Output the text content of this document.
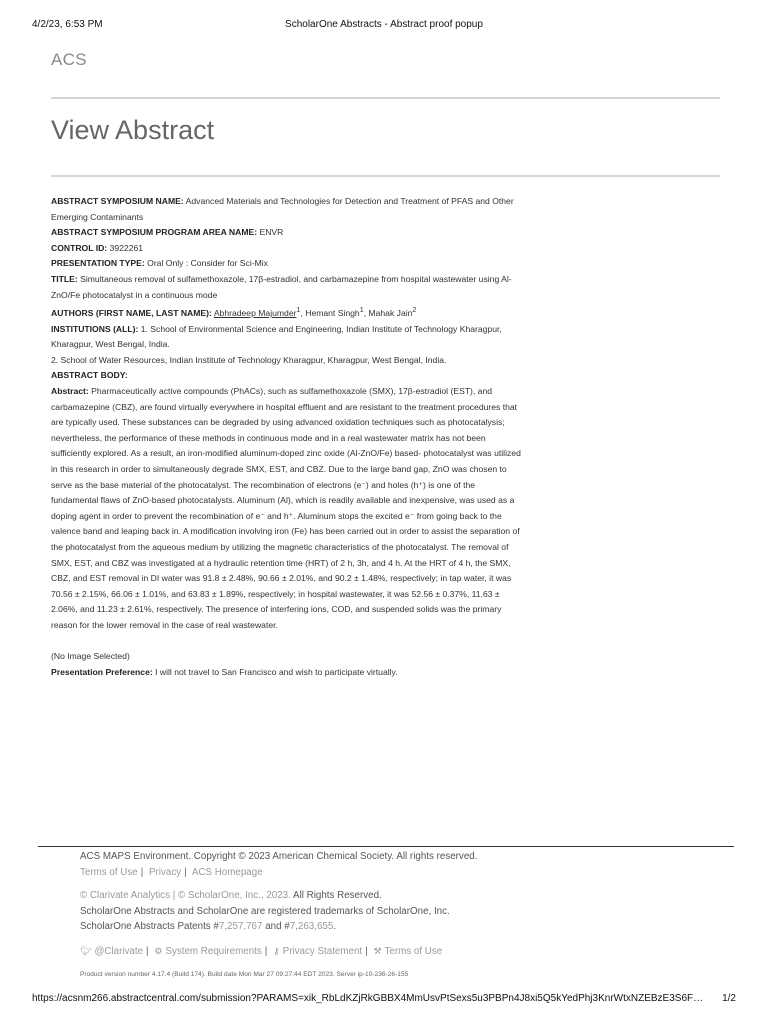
4/2/23, 6:53 PM	ScholarOne Abstracts - Abstract proof popup
ACS
View Abstract

ABSTRACT SYMPOSIUM NAME: Advanced Materials and Technologies for Detection and Treatment of PFAS and Other Emerging Contaminants

ABSTRACT SYMPOSIUM PROGRAM AREA NAME: ENVR

CONTROL ID: 3922261

PRESENTATION TYPE: Oral Only : Consider for Sci-Mix

TITLE: Simultaneous removal of sulfamethoxazole, 17β-estradiol, and carbamazepine from hospital wastewater using Al-ZnO/Fe photocatalyst in a continuous mode

AUTHORS (FIRST NAME, LAST NAME): Abhradeep Majumder$^1$, Hemant Singh$^1$, Mahak Jain$^2$

INSTITUTIONS (ALL): 1. School of Environmental Science and Engineering, Indian Institute of Technology Kharagpur, Kharagpur, West Bengal, India.

2. School of Water Resources, Indian Institute of Technology Kharagpur, Kharagpur, West Bengal, India.

ABSTRACT BODY:

Abstract: Pharmaceutically active compounds (PhACs), such as sulfamethoxazole (SMX), 17β-estradiol (EST), and carbamazepine (CBZ), are found virtually everywhere in hospital effluent and are resistant to the treatment procedures that are typically used. These substances can be degraded by using advanced oxidation techniques such as photocatalysis; nevertheless, the performance of these methods in continuous mode and in a real wastewater matrix has not been sufficiently explored. As a result, an iron-modified aluminum-doped zinc oxide (Al-ZnO/Fe) based- photocatalyst was utilized in this research in order to simultaneously degrade SMX, EST, and CBZ. Due to the large band gap, ZnO was chosen to serve as the base material of the photocatalyst. The recombination of electrons (e⁻) and holes (h⁺) is one of the fundamental flaws of ZnO-based photocatalysts. Aluminum (Al), which is readily available and inexpensive, was used as a doping agent in order to prevent the recombination of e⁻ and h⁺. Aluminum stops the excited e⁻ from going back to the valence band and leaping back in. A modification involving iron (Fe) has been carried out in order to assist the separation of the photocatalyst from the aqueous medium by utilizing the magnetic characteristics of the photocatalyst. The removal of SMX, EST, and CBZ was investigated at a hydraulic retention time (HRT) of 2 h, 3h, and 4 h. At the HRT of 4 h, the SMX, CBZ, and EST removal in DI water was 91.8 ± 2.48%, 90.66 ± 2.01%, and 90.2 ± 1.48%, respectively; in tap water, it was 70.56 ± 2.15%, 66.06 ± 1.01%, and 63.83 ± 1.89%, respectively; in hospital wastewater, it was 52.56 ± 0.37%, 11.63 ± 2.06%, and 11.23 ± 2.61%, respectively. The presence of interfering ions, COD, and suspended solids was the primary reason for the lower removal in the case of real wastewater.

(No Image Selected)

Presentation Preference: I will not travel to San Francisco and wish to participate virtually.

ACS MAPS Environment. Copyright © 2023 American Chemical Society. All rights reserved.

Terms of Use | Privacy | ACS Homepage

© Clarivate Analytics | © ScholarOne, Inc., 2023. All Rights Reserved.

ScholarOne Abstracts and ScholarOne are registered trademarks of ScholarOne, Inc.

ScholarOne Abstracts Patents #7,257,767 and #7,263,655.

🐦︎ @Clarivate | ⚙︎ System Requirements | ⚷ Privacy Statement | ⚒︎ Terms of Use

Product version number 4.17.4 (Build 174). Build date Mon Mar 27 09:27:44 EDT 2023. Server ip-10-236-26-155

https://acsnm266.abstractcentral.com/submission?PARAMS=xik_RbLdKZjRkGBBX4MmUsvPtSexs5u3PBPn4J8xi5Q5kYedPhj3KnrWtxNZEBzE3S6F…	1/2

---

▸ **What to work on**: Which lines contain the word "Privacy"? Copy each one.

▸ **Task response**:
Terms of Use | Privacy | ACS Homepage
🐦︎ @Clarivate | ⚙︎ System Requirements | ⚷ Privacy Statement | ⚒︎ Terms of Use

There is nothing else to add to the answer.